PROVIDED ENTRIES:
■ ■ ■ ■

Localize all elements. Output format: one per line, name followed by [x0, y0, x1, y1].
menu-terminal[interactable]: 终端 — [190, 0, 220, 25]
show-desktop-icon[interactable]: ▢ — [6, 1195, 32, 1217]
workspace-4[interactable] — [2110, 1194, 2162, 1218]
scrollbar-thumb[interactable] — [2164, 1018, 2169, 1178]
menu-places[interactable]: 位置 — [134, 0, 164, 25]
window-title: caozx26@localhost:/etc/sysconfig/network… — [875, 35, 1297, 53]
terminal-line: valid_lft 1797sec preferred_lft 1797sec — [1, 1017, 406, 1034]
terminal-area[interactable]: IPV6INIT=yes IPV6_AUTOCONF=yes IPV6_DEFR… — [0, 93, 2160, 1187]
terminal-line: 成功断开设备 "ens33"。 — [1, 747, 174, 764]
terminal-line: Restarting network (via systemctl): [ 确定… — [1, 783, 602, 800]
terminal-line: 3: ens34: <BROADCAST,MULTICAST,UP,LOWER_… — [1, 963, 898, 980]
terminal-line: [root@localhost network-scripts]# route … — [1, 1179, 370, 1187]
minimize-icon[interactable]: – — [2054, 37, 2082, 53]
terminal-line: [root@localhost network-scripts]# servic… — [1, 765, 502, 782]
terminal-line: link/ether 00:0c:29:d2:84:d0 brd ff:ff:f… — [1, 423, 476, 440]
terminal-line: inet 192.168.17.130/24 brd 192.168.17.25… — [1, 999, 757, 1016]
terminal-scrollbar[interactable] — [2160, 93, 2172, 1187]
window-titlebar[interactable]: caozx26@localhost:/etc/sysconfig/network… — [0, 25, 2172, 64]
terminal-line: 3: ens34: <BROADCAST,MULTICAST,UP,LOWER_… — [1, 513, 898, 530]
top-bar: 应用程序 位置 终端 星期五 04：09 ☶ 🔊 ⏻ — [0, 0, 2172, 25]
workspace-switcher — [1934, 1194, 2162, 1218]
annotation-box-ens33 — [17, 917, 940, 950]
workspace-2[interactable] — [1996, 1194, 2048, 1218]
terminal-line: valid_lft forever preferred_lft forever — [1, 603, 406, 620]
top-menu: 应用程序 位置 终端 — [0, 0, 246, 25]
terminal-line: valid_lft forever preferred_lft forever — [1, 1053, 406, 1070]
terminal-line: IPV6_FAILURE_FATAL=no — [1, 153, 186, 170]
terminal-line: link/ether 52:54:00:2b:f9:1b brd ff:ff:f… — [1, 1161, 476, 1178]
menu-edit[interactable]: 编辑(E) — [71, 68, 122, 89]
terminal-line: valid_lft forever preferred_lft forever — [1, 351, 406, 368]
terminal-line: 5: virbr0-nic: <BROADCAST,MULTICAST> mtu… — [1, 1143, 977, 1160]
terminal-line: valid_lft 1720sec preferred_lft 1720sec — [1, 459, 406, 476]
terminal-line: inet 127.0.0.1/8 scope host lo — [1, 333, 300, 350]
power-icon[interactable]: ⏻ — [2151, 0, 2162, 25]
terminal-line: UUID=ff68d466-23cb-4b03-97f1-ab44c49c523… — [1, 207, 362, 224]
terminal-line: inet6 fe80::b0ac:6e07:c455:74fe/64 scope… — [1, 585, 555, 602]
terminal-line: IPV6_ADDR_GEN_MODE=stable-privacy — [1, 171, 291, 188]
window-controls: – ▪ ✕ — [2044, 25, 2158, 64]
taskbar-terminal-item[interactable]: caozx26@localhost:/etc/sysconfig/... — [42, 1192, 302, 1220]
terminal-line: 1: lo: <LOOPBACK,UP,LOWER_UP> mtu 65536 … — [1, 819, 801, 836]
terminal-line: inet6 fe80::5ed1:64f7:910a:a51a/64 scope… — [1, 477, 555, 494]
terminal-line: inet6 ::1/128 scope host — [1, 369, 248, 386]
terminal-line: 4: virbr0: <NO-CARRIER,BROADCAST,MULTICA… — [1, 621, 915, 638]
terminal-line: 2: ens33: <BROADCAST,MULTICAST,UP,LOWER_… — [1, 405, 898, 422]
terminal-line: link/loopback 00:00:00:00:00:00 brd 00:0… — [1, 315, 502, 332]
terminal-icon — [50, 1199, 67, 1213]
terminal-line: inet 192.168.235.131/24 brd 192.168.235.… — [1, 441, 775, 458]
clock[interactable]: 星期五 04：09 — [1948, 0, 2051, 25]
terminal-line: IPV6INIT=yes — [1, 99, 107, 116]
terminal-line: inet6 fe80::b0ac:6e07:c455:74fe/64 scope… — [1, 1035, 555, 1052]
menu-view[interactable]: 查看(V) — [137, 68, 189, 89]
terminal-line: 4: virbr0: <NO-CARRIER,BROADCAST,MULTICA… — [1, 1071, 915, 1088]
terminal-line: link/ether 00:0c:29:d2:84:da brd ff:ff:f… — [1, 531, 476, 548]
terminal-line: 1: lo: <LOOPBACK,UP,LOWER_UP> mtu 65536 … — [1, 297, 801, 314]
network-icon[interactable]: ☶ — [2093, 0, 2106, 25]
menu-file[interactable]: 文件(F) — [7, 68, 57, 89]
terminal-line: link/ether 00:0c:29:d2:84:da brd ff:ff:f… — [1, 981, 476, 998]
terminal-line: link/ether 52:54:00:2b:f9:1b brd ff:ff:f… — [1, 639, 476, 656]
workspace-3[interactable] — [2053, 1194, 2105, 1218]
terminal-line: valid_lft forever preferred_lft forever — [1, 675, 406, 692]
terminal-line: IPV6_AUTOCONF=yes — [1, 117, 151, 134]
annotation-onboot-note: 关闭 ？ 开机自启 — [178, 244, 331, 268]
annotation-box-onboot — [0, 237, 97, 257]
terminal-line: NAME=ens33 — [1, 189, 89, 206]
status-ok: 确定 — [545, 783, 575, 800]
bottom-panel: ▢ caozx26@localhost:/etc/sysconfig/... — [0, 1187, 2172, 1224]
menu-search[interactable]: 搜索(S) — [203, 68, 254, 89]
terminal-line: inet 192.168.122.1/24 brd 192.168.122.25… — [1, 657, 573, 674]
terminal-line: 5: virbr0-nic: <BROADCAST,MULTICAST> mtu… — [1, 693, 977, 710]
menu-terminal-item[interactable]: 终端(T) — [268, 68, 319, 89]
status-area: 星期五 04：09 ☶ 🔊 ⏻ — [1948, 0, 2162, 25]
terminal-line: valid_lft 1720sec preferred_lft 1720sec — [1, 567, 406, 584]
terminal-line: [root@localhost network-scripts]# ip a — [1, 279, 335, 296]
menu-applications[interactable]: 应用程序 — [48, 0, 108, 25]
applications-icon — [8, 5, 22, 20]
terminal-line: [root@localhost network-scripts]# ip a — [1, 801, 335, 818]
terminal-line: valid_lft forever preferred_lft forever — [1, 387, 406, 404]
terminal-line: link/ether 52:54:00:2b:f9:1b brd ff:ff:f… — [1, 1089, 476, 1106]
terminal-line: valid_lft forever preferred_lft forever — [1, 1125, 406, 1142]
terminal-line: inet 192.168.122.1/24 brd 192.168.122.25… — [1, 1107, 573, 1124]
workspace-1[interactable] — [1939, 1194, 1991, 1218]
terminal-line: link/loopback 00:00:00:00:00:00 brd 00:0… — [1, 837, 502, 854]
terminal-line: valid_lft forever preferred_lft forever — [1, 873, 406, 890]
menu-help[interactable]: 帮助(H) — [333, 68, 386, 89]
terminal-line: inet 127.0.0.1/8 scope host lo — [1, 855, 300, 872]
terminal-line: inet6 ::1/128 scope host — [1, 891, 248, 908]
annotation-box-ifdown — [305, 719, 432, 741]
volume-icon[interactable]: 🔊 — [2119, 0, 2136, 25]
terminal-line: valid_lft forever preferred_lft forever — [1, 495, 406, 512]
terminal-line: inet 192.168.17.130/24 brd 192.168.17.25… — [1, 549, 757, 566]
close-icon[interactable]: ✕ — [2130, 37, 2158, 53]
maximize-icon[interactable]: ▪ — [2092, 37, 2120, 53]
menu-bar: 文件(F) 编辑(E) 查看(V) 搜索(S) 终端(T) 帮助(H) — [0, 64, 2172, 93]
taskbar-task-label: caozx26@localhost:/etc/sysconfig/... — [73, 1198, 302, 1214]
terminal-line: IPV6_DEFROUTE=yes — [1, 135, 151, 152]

■ ■ ■ ■

THE REQUEST: Copy the listing from its first line through the line with "menu-places[interactable]: 位置 —", replacing "Localize" with "Locate" and leaving everything else unchanged.

ANSWER TO THIS EXERCISE:
Locate all elements. Output format: one per line, name followed by [x0, y0, x1, y1].
menu-terminal[interactable]: 终端 — [190, 0, 220, 25]
show-desktop-icon[interactable]: ▢ — [6, 1195, 32, 1217]
workspace-4[interactable] — [2110, 1194, 2162, 1218]
scrollbar-thumb[interactable] — [2164, 1018, 2169, 1178]
menu-places[interactable]: 位置 — [134, 0, 164, 25]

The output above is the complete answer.